----- Working data

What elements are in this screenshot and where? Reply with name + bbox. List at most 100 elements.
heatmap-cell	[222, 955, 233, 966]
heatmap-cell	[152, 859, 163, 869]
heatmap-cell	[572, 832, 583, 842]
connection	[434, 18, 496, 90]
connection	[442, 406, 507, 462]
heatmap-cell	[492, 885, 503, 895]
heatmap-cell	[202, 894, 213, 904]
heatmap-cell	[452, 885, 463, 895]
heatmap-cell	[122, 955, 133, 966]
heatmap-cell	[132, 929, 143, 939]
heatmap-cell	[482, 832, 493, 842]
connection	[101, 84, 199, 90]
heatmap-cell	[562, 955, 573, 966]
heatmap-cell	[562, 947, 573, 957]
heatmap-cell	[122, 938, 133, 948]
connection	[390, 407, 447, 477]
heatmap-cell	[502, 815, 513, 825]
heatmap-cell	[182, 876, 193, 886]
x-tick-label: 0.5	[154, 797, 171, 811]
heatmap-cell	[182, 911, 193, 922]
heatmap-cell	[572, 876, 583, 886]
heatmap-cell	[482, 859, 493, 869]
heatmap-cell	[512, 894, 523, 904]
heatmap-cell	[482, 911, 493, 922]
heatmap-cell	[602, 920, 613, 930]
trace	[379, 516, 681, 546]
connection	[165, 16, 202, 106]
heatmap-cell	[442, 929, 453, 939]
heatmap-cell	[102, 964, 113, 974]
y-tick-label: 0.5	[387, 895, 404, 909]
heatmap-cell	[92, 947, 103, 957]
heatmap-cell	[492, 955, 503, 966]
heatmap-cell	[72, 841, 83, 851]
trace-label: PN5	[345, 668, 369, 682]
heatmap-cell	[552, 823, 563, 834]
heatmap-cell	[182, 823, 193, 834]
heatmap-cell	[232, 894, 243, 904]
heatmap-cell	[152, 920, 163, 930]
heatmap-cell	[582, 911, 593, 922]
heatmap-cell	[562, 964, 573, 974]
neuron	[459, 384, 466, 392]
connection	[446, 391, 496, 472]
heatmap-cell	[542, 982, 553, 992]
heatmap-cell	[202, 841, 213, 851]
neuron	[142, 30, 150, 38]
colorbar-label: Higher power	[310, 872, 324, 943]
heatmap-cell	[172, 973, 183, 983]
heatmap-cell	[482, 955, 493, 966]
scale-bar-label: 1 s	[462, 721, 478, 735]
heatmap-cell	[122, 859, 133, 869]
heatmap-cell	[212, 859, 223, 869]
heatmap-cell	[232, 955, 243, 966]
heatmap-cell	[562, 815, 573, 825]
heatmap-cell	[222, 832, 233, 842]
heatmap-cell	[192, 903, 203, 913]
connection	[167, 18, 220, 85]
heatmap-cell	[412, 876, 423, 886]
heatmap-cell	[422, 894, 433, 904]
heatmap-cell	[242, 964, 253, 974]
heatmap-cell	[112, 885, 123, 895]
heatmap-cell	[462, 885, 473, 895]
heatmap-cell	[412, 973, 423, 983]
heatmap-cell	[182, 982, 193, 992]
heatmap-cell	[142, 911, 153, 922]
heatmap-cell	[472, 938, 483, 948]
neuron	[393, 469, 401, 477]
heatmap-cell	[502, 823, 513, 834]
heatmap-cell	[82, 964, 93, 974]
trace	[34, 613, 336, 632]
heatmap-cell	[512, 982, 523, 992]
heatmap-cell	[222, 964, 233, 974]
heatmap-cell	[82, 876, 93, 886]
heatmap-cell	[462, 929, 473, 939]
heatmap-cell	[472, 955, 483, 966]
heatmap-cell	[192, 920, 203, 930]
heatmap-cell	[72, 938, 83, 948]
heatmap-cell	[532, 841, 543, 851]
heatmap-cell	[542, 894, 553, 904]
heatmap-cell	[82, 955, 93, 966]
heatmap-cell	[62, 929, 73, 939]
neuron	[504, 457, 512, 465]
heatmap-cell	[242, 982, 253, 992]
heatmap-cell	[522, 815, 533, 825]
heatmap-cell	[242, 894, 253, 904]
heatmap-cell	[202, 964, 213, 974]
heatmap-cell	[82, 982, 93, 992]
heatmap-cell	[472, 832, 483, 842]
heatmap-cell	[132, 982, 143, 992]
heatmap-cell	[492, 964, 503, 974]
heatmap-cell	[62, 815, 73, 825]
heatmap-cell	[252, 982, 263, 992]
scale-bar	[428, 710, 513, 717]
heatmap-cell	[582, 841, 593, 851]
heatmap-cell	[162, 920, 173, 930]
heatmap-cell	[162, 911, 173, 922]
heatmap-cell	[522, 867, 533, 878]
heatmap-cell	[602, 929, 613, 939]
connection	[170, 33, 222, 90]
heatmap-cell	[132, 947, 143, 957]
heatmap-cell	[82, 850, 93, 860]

----------

▶ _Work to do_
Reproduce the data above verbatim, every line from first to last.

▶ _Answer to this problem_
What elements are in this screenshot and where? Reply with name + bbox. List at most 100 elements.
heatmap-cell	[222, 955, 233, 966]
heatmap-cell	[152, 859, 163, 869]
heatmap-cell	[572, 832, 583, 842]
connection	[434, 18, 496, 90]
connection	[442, 406, 507, 462]
heatmap-cell	[492, 885, 503, 895]
heatmap-cell	[202, 894, 213, 904]
heatmap-cell	[452, 885, 463, 895]
heatmap-cell	[122, 955, 133, 966]
heatmap-cell	[132, 929, 143, 939]
heatmap-cell	[482, 832, 493, 842]
connection	[101, 84, 199, 90]
heatmap-cell	[562, 955, 573, 966]
heatmap-cell	[562, 947, 573, 957]
heatmap-cell	[122, 938, 133, 948]
connection	[390, 407, 447, 477]
heatmap-cell	[502, 815, 513, 825]
heatmap-cell	[182, 876, 193, 886]
x-tick-label: 0.5	[154, 797, 171, 811]
heatmap-cell	[182, 911, 193, 922]
heatmap-cell	[572, 876, 583, 886]
heatmap-cell	[482, 859, 493, 869]
heatmap-cell	[512, 894, 523, 904]
heatmap-cell	[482, 911, 493, 922]
heatmap-cell	[602, 920, 613, 930]
trace	[379, 516, 681, 546]
connection	[165, 16, 202, 106]
heatmap-cell	[442, 929, 453, 939]
heatmap-cell	[102, 964, 113, 974]
y-tick-label: 0.5	[387, 895, 404, 909]
heatmap-cell	[92, 947, 103, 957]
heatmap-cell	[492, 955, 503, 966]
heatmap-cell	[72, 841, 83, 851]
trace-label: PN5	[345, 668, 369, 682]
heatmap-cell	[552, 823, 563, 834]
heatmap-cell	[182, 823, 193, 834]
heatmap-cell	[232, 894, 243, 904]
heatmap-cell	[152, 920, 163, 930]
heatmap-cell	[582, 911, 593, 922]
heatmap-cell	[562, 964, 573, 974]
neuron	[459, 384, 466, 392]
connection	[446, 391, 496, 472]
heatmap-cell	[542, 982, 553, 992]
heatmap-cell	[202, 841, 213, 851]
neuron	[142, 30, 150, 38]
colorbar-label: Higher power	[310, 872, 324, 943]
heatmap-cell	[172, 973, 183, 983]
heatmap-cell	[482, 955, 493, 966]
scale-bar-label: 1 s	[462, 721, 478, 735]
heatmap-cell	[122, 859, 133, 869]
heatmap-cell	[212, 859, 223, 869]
heatmap-cell	[232, 955, 243, 966]
heatmap-cell	[562, 815, 573, 825]
heatmap-cell	[222, 832, 233, 842]
heatmap-cell	[192, 903, 203, 913]
connection	[167, 18, 220, 85]
heatmap-cell	[412, 876, 423, 886]
heatmap-cell	[422, 894, 433, 904]
heatmap-cell	[242, 964, 253, 974]
heatmap-cell	[112, 885, 123, 895]
heatmap-cell	[462, 885, 473, 895]
heatmap-cell	[412, 973, 423, 983]
heatmap-cell	[182, 982, 193, 992]
heatmap-cell	[142, 911, 153, 922]
heatmap-cell	[472, 938, 483, 948]
neuron	[393, 469, 401, 477]
heatmap-cell	[502, 823, 513, 834]
heatmap-cell	[82, 964, 93, 974]
trace	[34, 613, 336, 632]
heatmap-cell	[512, 982, 523, 992]
heatmap-cell	[222, 964, 233, 974]
heatmap-cell	[82, 876, 93, 886]
heatmap-cell	[462, 929, 473, 939]
heatmap-cell	[472, 955, 483, 966]
heatmap-cell	[192, 920, 203, 930]
heatmap-cell	[72, 938, 83, 948]
heatmap-cell	[532, 841, 543, 851]
heatmap-cell	[542, 894, 553, 904]
heatmap-cell	[82, 955, 93, 966]
heatmap-cell	[62, 929, 73, 939]
neuron	[504, 457, 512, 465]
heatmap-cell	[242, 982, 253, 992]
heatmap-cell	[522, 815, 533, 825]
heatmap-cell	[242, 894, 253, 904]
heatmap-cell	[202, 964, 213, 974]
heatmap-cell	[82, 982, 93, 992]
heatmap-cell	[472, 832, 483, 842]
heatmap-cell	[132, 982, 143, 992]
heatmap-cell	[492, 964, 503, 974]
heatmap-cell	[62, 815, 73, 825]
heatmap-cell	[252, 982, 263, 992]
scale-bar	[428, 710, 513, 717]
heatmap-cell	[582, 841, 593, 851]
heatmap-cell	[162, 920, 173, 930]
heatmap-cell	[162, 911, 173, 922]
heatmap-cell	[522, 867, 533, 878]
heatmap-cell	[602, 929, 613, 939]
connection	[170, 33, 222, 90]
heatmap-cell	[132, 947, 143, 957]
heatmap-cell	[82, 850, 93, 860]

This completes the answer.